Testo del documento
Bocciare i tanti progetti eolici previsti sui crinali dell’Appennino anche per evitare il rischio di spopolamento. I Comuni toscani, romagnoli e marchigiani più direttamente coinvolti si sono dati appuntamenti nei giorni scorsi alle Balze, quindi ai piedi del monte Fumaiolo, per un incontro promosso dal sindaco di Verghereto, Enrico Salvi, che ha visto una straordinaria partecipazione di persone, legatissime a questi luoghi perché di essi sono originarie e perché a favore di essi hanno compiuto la loro scelta di vita. L’incontro ha dato voce a una comunità intera che si sente minacciata da una pioggia di progetti eolici industriali: ben otto, che prevedono l’installazione di aerogeneratori alti circa 200 metri.

Richiesta operativa 1
Indica se ciascuna affermazione concorda con l'articolo sui progetti eolici dell'Appennino, rispondendo sì o no e citando le parole decisive del testo. (a) L'incontro è stato promosso dal sindaco di Verghereto. (b) I progetti eolici industriali previsti sono dieci. (c) Gli aerogeneratori previsti sono alti circa 200 metri.
Richiesta operativa 2
Secondo l'articolo sui progetti eolici dell'Appennino, in quale luogo si sono dati appuntamento i Comuni coinvolti?
Richiesta operativa 3
Prosegui l'articolo sui progetti eolici dell'Appennino a partire dal punto in cui si interrompe.

(Dati per la comprensione dei documenti)
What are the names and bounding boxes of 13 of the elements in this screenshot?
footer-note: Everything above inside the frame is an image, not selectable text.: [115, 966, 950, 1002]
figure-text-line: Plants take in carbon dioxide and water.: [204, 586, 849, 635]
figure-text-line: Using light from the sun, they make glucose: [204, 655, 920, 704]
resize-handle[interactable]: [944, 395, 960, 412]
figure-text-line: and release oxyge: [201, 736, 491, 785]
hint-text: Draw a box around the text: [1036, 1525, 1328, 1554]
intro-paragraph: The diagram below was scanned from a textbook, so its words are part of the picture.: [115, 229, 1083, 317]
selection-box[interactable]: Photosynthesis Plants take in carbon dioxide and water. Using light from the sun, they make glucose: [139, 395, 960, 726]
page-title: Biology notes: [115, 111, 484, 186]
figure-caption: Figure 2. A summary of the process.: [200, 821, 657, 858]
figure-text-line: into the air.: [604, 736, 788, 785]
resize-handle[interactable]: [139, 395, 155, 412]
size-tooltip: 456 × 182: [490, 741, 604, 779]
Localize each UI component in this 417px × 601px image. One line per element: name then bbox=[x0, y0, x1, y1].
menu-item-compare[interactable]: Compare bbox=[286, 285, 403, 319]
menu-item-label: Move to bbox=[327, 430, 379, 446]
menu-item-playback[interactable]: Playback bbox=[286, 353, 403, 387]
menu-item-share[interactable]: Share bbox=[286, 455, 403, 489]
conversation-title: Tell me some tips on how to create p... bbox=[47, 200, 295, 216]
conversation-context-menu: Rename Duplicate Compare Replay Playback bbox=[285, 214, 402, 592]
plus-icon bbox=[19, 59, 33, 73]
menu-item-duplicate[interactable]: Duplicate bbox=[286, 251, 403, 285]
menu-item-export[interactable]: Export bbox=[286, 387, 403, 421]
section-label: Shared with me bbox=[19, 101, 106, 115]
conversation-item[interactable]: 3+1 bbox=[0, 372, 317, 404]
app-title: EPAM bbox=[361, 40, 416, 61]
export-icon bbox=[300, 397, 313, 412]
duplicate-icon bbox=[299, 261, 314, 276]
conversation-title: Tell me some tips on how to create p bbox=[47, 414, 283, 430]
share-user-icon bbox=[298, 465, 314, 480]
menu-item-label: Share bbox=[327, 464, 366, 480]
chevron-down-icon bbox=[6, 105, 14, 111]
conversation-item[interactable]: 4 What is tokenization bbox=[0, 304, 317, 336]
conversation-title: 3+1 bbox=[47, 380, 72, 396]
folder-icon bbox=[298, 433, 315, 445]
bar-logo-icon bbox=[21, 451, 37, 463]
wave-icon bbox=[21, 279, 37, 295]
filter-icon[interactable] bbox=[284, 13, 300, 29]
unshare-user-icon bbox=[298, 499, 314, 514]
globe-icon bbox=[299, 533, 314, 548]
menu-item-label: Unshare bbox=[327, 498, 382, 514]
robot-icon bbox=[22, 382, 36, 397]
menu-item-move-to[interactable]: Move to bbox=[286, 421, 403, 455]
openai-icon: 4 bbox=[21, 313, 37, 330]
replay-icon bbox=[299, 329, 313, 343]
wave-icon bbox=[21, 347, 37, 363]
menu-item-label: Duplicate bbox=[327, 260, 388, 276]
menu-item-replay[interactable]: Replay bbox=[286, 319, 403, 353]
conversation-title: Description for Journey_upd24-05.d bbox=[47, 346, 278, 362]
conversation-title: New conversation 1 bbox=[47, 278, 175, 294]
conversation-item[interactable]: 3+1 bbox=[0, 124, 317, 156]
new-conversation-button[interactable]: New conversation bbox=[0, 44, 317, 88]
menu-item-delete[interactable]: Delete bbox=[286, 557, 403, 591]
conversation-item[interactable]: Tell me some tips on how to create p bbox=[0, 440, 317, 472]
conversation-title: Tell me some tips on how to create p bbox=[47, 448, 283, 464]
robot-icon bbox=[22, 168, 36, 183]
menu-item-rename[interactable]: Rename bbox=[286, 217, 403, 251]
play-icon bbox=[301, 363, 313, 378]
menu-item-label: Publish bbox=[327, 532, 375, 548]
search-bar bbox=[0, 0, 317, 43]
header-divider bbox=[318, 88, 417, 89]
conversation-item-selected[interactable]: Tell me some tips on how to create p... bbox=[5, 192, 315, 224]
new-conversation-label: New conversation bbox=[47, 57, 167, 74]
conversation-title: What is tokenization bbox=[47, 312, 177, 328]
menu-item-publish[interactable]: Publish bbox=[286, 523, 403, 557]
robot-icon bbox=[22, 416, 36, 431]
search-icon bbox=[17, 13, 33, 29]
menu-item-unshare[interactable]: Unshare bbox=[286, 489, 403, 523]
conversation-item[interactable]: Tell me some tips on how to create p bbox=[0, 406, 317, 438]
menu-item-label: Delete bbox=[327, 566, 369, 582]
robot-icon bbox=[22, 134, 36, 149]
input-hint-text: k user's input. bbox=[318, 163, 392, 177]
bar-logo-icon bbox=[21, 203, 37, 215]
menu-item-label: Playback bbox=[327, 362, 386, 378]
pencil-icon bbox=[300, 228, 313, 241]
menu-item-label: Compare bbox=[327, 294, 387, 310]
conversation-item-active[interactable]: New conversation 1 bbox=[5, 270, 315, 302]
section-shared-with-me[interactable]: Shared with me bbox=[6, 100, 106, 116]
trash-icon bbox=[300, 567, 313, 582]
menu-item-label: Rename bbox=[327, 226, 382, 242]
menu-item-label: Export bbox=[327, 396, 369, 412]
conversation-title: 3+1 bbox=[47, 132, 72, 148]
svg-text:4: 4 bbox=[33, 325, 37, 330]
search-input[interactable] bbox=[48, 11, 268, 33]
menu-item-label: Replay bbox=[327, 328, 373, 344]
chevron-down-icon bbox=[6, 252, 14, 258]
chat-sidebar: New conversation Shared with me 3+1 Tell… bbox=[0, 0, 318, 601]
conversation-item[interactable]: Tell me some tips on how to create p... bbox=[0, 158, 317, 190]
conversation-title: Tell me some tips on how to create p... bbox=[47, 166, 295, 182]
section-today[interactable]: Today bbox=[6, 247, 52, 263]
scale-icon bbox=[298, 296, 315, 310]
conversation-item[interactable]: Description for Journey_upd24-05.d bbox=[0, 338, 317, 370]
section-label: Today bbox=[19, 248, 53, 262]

Esito del compito 1
(a) Sì: "promosso dal sindaco di Verghereto, Enrico Salvi".
(b) No: "ben otto".
(c) Sì: "alti circa 200 metri".

Esito del compito 2
Alle Balze, ai piedi del monte Fumaiolo.

Esito del compito 3
“Colossi di ferro e cemento che, se realizzati – fanno notare – cambierebbero per sempre il volto delle nostre montagne, spezzando l’armonia di paesaggi che da secoli custodiscono natura, storia e cultura”. Nel corso dell’incontro sono state raccolte diverse testimonianze: agricoltori che vivono del proprio lavoro sulla terra, famiglie trasferitesi dall’estero, residenti che pur vivendo lontano conservano un forte legame con queste zone, operatori locali preoccupati per il futuro di turismo e agricoltura. È emersa anche la voce di chi ha investito nel recupero di edifici e case, e che ora guarda con incertezza alle conseguenze dell’insediamento degli impianti eolici.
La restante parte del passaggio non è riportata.